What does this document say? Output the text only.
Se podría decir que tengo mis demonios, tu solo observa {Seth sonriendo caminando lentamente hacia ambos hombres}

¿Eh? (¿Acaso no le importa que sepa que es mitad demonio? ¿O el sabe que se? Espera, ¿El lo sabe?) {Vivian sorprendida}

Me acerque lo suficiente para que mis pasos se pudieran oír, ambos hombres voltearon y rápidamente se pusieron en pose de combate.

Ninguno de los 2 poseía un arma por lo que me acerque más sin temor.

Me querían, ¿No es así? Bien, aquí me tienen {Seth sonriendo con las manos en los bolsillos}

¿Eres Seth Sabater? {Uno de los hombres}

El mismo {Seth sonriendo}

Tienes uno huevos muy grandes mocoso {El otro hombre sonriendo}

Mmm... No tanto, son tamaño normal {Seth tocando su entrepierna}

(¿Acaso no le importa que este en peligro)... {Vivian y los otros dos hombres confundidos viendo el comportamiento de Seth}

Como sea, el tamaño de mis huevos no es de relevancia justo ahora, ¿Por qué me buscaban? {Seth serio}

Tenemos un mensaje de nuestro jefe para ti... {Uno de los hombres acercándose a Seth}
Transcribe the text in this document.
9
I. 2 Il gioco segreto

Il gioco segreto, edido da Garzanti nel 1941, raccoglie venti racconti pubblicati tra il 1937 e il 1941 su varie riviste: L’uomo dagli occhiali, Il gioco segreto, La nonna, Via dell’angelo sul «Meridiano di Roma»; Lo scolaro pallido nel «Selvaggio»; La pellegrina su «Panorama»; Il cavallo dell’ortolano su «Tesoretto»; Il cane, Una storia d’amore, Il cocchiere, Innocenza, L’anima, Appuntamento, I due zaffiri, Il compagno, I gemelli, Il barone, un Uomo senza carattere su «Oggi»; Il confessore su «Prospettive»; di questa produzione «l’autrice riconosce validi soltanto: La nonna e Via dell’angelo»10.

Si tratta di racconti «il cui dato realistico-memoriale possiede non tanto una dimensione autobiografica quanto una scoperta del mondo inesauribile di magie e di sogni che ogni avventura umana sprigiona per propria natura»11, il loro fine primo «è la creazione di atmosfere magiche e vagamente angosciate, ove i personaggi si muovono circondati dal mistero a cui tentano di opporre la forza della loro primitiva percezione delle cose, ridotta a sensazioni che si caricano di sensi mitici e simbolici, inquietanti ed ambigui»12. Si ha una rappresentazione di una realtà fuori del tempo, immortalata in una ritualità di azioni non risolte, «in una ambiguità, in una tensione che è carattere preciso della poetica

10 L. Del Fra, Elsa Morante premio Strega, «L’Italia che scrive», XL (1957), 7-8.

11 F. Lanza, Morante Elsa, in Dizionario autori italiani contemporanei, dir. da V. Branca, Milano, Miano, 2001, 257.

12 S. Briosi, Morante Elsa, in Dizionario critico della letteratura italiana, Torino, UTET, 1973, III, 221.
========
** Challenge **
Copy each record from above without leaving any out.

** Completed task **
What does this document say? Output the text only.
Se podría decir que tengo mis demonios, tu solo observa {Seth sonriendo caminando lentamente hacia ambos hombres}

¿Eh? (¿Acaso no le importa que sepa que es mitad demonio? ¿O el sabe que se? Espera, ¿El lo sabe?) {Vivian sorprendida}

Me acerque lo suficiente para que mis pasos se pudieran oír, ambos hombres voltearon y rápidamente se pusieron en pose de combate.

Ninguno de los 2 poseía un arma por lo que me acerque más sin temor.

Me querían, ¿No es así? Bien, aquí me tienen {Seth sonriendo con las manos en los bolsillos}

¿Eres Seth Sabater? {Uno de los hombres}

El mismo {Seth sonriendo}

Tienes uno huevos muy grandes mocoso {El otro hombre sonriendo}

Mmm... No tanto, son tamaño normal {Seth tocando su entrepierna}

(¿Acaso no le importa que este en peligro)... {Vivian y los otros dos hombres confundidos viendo el comportamiento de Seth}

Como sea, el tamaño de mis huevos no es de relevancia justo ahora, ¿Por qué me buscaban? {Seth serio}

Tenemos un mensaje de nuestro jefe para ti... {Uno de los hombres acercándose a Seth}
Transcribe the text in this document.
9
I. 2 Il gioco segreto

Il gioco segreto, edido da Garzanti nel 1941, raccoglie venti racconti pubblicati tra il 1937 e il 1941 su varie riviste: L’uomo dagli occhiali, Il gioco segreto, La nonna, Via dell’angelo sul «Meridiano di Roma»; Lo scolaro pallido nel «Selvaggio»; La pellegrina su «Panorama»; Il cavallo dell’ortolano su «Tesoretto»; Il cane, Una storia d’amore, Il cocchiere, Innocenza, L’anima, Appuntamento, I due zaffiri, Il compagno, I gemelli, Il barone, un Uomo senza carattere su «Oggi»; Il confessore su «Prospettive»; di questa produzione «l’autrice riconosce validi soltanto: La nonna e Via dell’angelo»10.

Si tratta di racconti «il cui dato realistico-memoriale possiede non tanto una dimensione autobiografica quanto una scoperta del mondo inesauribile di magie e di sogni che ogni avventura umana sprigiona per propria natura»11, il loro fine primo «è la creazione di atmosfere magiche e vagamente angosciate, ove i personaggi si muovono circondati dal mistero a cui tentano di opporre la forza della loro primitiva percezione delle cose, ridotta a sensazioni che si caricano di sensi mitici e simbolici, inquietanti ed ambigui»12. Si ha una rappresentazione di una realtà fuori del tempo, immortalata in una ritualità di azioni non risolte, «in una ambiguità, in una tensione che è carattere preciso della poetica

10 L. Del Fra, Elsa Morante premio Strega, «L’Italia che scrive», XL (1957), 7-8.

11 F. Lanza, Morante Elsa, in Dizionario autori italiani contemporanei, dir. da V. Branca, Milano, Miano, 2001, 257.

12 S. Briosi, Morante Elsa, in Dizionario critico della letteratura italiana, Torino, UTET, 1973, III, 221.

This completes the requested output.